*PROBLEM REQUIREMENTS*
Write out the listing beneath this instruction in its entirety, exactly as it reads.

*EXCERPTED RECORDS*
* start *

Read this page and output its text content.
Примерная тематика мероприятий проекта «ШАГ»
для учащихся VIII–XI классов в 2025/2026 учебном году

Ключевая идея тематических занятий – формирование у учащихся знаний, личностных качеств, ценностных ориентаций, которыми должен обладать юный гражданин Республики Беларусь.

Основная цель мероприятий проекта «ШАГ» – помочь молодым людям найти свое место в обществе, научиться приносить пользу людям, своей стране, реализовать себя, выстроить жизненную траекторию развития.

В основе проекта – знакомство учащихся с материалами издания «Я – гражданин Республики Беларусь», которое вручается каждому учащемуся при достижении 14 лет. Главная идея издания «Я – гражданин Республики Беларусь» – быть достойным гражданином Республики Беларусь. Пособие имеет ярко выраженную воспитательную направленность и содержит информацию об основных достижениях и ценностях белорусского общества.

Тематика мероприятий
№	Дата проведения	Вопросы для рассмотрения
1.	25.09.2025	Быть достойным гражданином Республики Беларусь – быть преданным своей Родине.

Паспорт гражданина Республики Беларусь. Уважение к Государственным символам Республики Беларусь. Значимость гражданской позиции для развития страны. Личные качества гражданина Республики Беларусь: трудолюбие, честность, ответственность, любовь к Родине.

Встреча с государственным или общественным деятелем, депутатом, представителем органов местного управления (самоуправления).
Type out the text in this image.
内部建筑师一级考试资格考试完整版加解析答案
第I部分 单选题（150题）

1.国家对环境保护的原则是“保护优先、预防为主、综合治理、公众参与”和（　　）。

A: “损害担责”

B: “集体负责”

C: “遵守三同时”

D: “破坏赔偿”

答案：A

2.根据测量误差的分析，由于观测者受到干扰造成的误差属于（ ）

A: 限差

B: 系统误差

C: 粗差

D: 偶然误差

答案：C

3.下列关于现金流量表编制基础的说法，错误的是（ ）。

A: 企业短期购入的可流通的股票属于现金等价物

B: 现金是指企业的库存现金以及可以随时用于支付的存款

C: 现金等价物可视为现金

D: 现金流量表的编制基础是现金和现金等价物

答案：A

* end *

*SOLUTION TO THIS EXERCISE*
Read this page and output its text content.
Примерная тематика мероприятий проекта «ШАГ»
для учащихся VIII–XI классов в 2025/2026 учебном году

Ключевая идея тематических занятий – формирование у учащихся знаний, личностных качеств, ценностных ориентаций, которыми должен обладать юный гражданин Республики Беларусь.

Основная цель мероприятий проекта «ШАГ» – помочь молодым людям найти свое место в обществе, научиться приносить пользу людям, своей стране, реализовать себя, выстроить жизненную траекторию развития.

В основе проекта – знакомство учащихся с материалами издания «Я – гражданин Республики Беларусь», которое вручается каждому учащемуся при достижении 14 лет. Главная идея издания «Я – гражданин Республики Беларусь» – быть достойным гражданином Республики Беларусь. Пособие имеет ярко выраженную воспитательную направленность и содержит информацию об основных достижениях и ценностях белорусского общества.

Тематика мероприятий
№	Дата проведения	Вопросы для рассмотрения
1.	25.09.2025	Быть достойным гражданином Республики Беларусь – быть преданным своей Родине.

Паспорт гражданина Республики Беларусь. Уважение к Государственным символам Республики Беларусь. Значимость гражданской позиции для развития страны. Личные качества гражданина Республики Беларусь: трудолюбие, честность, ответственность, любовь к Родине.

Встреча с государственным или общественным деятелем, депутатом, представителем органов местного управления (самоуправления).
Type out the text in this image.
内部建筑师一级考试资格考试完整版加解析答案
第I部分 单选题（150题）

1.国家对环境保护的原则是“保护优先、预防为主、综合治理、公众参与”和（　　）。

A: “损害担责”

B: “集体负责”

C: “遵守三同时”

D: “破坏赔偿”

答案：A

2.根据测量误差的分析，由于观测者受到干扰造成的误差属于（ ）

A: 限差

B: 系统误差

C: 粗差

D: 偶然误差

答案：C

3.下列关于现金流量表编制基础的说法，错误的是（ ）。

A: 企业短期购入的可流通的股票属于现金等价物

B: 现金是指企业的库存现金以及可以随时用于支付的存款

C: 现金等价物可视为现金

D: 现金流量表的编制基础是现金和现金等价物

答案：A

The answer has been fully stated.